■ Problem to solve ■
Extract all lines from the data beneath that include the word "categories".

■ Supplied data ■
▼
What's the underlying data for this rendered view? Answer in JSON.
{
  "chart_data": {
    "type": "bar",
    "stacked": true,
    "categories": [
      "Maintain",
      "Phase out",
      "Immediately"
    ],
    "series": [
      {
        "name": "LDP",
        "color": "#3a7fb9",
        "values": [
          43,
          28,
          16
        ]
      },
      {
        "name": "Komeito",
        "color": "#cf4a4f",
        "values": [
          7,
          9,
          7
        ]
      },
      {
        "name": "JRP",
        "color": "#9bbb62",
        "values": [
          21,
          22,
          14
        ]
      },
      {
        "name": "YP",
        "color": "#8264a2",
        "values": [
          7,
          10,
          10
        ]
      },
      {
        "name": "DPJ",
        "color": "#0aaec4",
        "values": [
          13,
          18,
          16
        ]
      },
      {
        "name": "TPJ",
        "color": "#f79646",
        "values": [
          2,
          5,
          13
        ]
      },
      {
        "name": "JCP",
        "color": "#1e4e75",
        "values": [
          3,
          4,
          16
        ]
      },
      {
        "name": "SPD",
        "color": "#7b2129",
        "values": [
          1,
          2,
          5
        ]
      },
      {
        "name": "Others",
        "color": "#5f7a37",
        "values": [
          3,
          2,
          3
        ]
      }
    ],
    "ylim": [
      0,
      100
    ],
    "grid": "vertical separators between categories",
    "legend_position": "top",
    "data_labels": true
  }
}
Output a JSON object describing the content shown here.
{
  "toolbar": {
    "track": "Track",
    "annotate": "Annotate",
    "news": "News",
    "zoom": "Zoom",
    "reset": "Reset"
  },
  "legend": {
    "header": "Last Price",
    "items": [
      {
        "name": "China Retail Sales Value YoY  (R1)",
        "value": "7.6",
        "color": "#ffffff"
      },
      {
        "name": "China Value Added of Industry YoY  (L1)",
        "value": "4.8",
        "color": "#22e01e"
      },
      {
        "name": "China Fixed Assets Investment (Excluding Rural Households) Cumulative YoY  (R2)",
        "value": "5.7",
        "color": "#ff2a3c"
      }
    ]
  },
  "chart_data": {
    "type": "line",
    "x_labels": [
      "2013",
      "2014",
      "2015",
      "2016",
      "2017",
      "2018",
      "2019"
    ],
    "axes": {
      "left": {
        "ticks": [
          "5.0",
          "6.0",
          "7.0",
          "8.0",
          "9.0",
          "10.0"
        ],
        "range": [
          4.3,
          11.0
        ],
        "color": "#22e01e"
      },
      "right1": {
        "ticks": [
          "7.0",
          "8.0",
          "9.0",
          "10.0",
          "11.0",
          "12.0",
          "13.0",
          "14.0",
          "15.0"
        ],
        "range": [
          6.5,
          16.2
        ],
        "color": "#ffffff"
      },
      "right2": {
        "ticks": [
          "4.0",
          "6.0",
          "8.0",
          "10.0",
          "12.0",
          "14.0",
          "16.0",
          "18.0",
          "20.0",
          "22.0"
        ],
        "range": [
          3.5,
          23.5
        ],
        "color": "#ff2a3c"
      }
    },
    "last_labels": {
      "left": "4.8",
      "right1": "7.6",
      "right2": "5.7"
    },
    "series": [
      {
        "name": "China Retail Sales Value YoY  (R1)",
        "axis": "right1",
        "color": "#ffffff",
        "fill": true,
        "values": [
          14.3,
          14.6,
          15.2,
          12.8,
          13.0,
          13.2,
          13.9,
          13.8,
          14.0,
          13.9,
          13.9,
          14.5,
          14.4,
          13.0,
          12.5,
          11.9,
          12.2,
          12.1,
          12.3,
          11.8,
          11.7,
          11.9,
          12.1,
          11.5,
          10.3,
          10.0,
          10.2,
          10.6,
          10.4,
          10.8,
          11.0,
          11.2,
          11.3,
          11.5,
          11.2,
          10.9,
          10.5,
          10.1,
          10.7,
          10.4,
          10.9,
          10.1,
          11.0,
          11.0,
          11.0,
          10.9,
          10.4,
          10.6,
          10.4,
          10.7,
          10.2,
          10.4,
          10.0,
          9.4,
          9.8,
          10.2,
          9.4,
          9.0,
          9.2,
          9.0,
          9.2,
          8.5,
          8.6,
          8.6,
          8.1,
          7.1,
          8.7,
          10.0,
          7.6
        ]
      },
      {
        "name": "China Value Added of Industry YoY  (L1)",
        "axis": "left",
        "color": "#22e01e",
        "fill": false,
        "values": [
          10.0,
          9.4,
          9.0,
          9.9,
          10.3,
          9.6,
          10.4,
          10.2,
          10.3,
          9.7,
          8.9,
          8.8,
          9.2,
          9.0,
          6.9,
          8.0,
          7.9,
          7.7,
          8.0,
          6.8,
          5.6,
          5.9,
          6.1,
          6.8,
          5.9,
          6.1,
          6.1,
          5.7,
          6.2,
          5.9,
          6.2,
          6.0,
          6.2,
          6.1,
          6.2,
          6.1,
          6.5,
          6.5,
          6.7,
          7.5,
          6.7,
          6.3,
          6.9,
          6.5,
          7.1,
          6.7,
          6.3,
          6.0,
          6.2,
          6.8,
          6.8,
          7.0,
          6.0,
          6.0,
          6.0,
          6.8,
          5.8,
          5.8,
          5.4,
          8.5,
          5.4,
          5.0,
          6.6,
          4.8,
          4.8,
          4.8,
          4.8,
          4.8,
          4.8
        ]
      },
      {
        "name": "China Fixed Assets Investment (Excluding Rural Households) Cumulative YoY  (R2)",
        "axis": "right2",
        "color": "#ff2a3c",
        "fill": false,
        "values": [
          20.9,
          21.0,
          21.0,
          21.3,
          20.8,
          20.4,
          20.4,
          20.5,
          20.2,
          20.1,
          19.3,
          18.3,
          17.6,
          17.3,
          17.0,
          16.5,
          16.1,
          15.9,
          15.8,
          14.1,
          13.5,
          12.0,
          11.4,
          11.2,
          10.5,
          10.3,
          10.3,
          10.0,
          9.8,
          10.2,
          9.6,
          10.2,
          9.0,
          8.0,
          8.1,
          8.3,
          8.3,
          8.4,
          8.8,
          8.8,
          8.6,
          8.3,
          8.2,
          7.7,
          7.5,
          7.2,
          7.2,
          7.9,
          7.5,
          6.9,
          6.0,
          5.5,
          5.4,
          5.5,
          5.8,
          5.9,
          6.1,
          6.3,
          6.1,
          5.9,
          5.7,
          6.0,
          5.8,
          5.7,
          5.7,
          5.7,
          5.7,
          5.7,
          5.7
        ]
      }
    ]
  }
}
▲
■ Solution for this exercise ■
    "categories": [
    "grid": "vertical separators between categories",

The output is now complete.